* _PROBLEM STATEMENT_: Reproduce the data that follows in its entirety, character for character.

/---

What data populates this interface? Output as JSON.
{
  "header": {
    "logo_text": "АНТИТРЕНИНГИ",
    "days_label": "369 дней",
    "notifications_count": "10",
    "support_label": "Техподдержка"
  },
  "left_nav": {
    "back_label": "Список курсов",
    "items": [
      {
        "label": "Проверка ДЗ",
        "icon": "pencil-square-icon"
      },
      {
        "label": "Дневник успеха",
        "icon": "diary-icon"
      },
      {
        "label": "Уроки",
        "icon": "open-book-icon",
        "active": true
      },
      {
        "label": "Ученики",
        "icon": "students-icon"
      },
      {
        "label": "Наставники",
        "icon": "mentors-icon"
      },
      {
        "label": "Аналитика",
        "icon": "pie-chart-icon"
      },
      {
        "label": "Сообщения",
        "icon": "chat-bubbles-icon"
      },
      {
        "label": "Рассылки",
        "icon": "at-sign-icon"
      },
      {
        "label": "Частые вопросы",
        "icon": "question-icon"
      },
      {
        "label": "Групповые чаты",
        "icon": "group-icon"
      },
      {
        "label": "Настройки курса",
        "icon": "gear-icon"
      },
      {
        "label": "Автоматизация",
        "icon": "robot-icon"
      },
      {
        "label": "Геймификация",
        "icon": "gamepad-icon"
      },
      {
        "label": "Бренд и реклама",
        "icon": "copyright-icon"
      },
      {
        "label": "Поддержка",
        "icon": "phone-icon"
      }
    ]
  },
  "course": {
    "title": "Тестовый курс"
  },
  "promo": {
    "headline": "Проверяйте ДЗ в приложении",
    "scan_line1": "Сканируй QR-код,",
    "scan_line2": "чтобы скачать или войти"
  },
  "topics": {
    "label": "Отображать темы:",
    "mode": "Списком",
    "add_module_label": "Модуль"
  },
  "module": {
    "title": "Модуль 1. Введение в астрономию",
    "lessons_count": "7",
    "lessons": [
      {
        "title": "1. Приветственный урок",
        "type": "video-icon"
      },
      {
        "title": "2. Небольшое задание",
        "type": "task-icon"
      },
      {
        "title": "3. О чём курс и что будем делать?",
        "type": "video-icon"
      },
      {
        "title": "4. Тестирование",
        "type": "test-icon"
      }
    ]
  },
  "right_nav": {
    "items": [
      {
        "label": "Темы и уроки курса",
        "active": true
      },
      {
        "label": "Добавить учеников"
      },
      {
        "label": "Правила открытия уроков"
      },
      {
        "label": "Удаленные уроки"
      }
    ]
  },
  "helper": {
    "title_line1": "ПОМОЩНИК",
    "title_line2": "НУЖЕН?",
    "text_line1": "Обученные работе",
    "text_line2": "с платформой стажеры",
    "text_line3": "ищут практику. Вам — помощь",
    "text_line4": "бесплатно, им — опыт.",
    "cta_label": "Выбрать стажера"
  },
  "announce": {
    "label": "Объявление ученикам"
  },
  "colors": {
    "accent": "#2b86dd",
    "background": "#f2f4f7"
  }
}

\---

* _CORRECT ANSWER_:
What data populates this interface? Output as JSON.
{
  "header": {
    "logo_text": "АНТИТРЕНИНГИ",
    "days_label": "369 дней",
    "notifications_count": "10",
    "support_label": "Техподдержка"
  },
  "left_nav": {
    "back_label": "Список курсов",
    "items": [
      {
        "label": "Проверка ДЗ",
        "icon": "pencil-square-icon"
      },
      {
        "label": "Дневник успеха",
        "icon": "diary-icon"
      },
      {
        "label": "Уроки",
        "icon": "open-book-icon",
        "active": true
      },
      {
        "label": "Ученики",
        "icon": "students-icon"
      },
      {
        "label": "Наставники",
        "icon": "mentors-icon"
      },
      {
        "label": "Аналитика",
        "icon": "pie-chart-icon"
      },
      {
        "label": "Сообщения",
        "icon": "chat-bubbles-icon"
      },
      {
        "label": "Рассылки",
        "icon": "at-sign-icon"
      },
      {
        "label": "Частые вопросы",
        "icon": "question-icon"
      },
      {
        "label": "Групповые чаты",
        "icon": "group-icon"
      },
      {
        "label": "Настройки курса",
        "icon": "gear-icon"
      },
      {
        "label": "Автоматизация",
        "icon": "robot-icon"
      },
      {
        "label": "Геймификация",
        "icon": "gamepad-icon"
      },
      {
        "label": "Бренд и реклама",
        "icon": "copyright-icon"
      },
      {
        "label": "Поддержка",
        "icon": "phone-icon"
      }
    ]
  },
  "course": {
    "title": "Тестовый курс"
  },
  "promo": {
    "headline": "Проверяйте ДЗ в приложении",
    "scan_line1": "Сканируй QR-код,",
    "scan_line2": "чтобы скачать или войти"
  },
  "topics": {
    "label": "Отображать темы:",
    "mode": "Списком",
    "add_module_label": "Модуль"
  },
  "module": {
    "title": "Модуль 1. Введение в астрономию",
    "lessons_count": "7",
    "lessons": [
      {
        "title": "1. Приветственный урок",
        "type": "video-icon"
      },
      {
        "title": "2. Небольшое задание",
        "type": "task-icon"
      },
      {
        "title": "3. О чём курс и что будем делать?",
        "type": "video-icon"
      },
      {
        "title": "4. Тестирование",
        "type": "test-icon"
      }
    ]
  },
  "right_nav": {
    "items": [
      {
        "label": "Темы и уроки курса",
        "active": true
      },
      {
        "label": "Добавить учеников"
      },
      {
        "label": "Правила открытия уроков"
      },
      {
        "label": "Удаленные уроки"
      }
    ]
  },
  "helper": {
    "title_line1": "ПОМОЩНИК",
    "title_line2": "НУЖЕН?",
    "text_line1": "Обученные работе",
    "text_line2": "с платформой стажеры",
    "text_line3": "ищут практику. Вам — помощь",
    "text_line4": "бесплатно, им — опыт.",
    "cta_label": "Выбрать стажера"
  },
  "announce": {
    "label": "Объявление ученикам"
  },
  "colors": {
    "accent": "#2b86dd",
    "background": "#f2f4f7"
  }
}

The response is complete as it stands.